Work to do: Return the number of lines that contain the word "icon", and return nothing else.

Data for this task:
● ● ● ● ●

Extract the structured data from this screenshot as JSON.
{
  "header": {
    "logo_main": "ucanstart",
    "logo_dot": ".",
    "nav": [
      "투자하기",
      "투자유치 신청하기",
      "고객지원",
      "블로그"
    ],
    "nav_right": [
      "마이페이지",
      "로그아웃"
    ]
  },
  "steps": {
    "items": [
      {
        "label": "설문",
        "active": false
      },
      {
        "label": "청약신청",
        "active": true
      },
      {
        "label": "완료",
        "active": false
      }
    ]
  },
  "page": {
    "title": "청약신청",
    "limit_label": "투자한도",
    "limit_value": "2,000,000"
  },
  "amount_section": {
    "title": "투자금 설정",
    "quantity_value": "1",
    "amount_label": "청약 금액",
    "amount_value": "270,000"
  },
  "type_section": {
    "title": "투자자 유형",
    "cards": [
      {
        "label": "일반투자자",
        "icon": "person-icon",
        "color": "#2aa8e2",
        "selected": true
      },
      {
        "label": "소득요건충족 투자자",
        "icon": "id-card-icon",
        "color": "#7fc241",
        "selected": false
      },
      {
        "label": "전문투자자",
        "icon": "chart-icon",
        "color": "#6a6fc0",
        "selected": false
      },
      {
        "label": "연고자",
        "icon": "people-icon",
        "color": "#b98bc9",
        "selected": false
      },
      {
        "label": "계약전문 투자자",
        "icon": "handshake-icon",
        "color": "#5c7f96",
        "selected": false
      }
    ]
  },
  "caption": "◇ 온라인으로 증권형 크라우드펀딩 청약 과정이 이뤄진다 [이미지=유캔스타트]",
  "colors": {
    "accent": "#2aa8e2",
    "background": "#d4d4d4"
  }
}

● ● ● ● ●

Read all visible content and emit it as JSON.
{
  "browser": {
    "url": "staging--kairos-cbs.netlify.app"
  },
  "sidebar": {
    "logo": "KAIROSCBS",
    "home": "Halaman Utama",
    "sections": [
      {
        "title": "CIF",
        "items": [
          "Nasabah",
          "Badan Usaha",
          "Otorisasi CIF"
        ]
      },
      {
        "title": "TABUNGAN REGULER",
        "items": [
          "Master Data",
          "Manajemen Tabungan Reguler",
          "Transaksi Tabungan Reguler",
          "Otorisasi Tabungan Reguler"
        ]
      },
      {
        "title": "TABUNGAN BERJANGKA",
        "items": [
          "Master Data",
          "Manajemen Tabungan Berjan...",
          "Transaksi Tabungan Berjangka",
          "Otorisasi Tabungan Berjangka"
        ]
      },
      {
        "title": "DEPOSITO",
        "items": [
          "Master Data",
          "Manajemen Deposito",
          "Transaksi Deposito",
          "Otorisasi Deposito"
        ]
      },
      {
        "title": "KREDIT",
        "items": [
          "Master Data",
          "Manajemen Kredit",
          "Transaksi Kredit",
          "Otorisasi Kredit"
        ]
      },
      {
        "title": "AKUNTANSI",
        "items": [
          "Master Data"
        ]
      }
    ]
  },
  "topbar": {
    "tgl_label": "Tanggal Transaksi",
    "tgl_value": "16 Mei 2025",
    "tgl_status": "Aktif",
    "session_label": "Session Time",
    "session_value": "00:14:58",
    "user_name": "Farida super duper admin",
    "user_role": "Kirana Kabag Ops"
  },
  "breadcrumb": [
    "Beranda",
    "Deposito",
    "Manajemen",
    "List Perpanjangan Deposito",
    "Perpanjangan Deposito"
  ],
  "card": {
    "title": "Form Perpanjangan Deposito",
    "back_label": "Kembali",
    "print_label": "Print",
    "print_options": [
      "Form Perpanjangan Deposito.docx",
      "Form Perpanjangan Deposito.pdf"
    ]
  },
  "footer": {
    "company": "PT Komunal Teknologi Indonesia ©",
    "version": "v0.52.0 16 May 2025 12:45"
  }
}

● ● ● ● ●

Exercise output: 5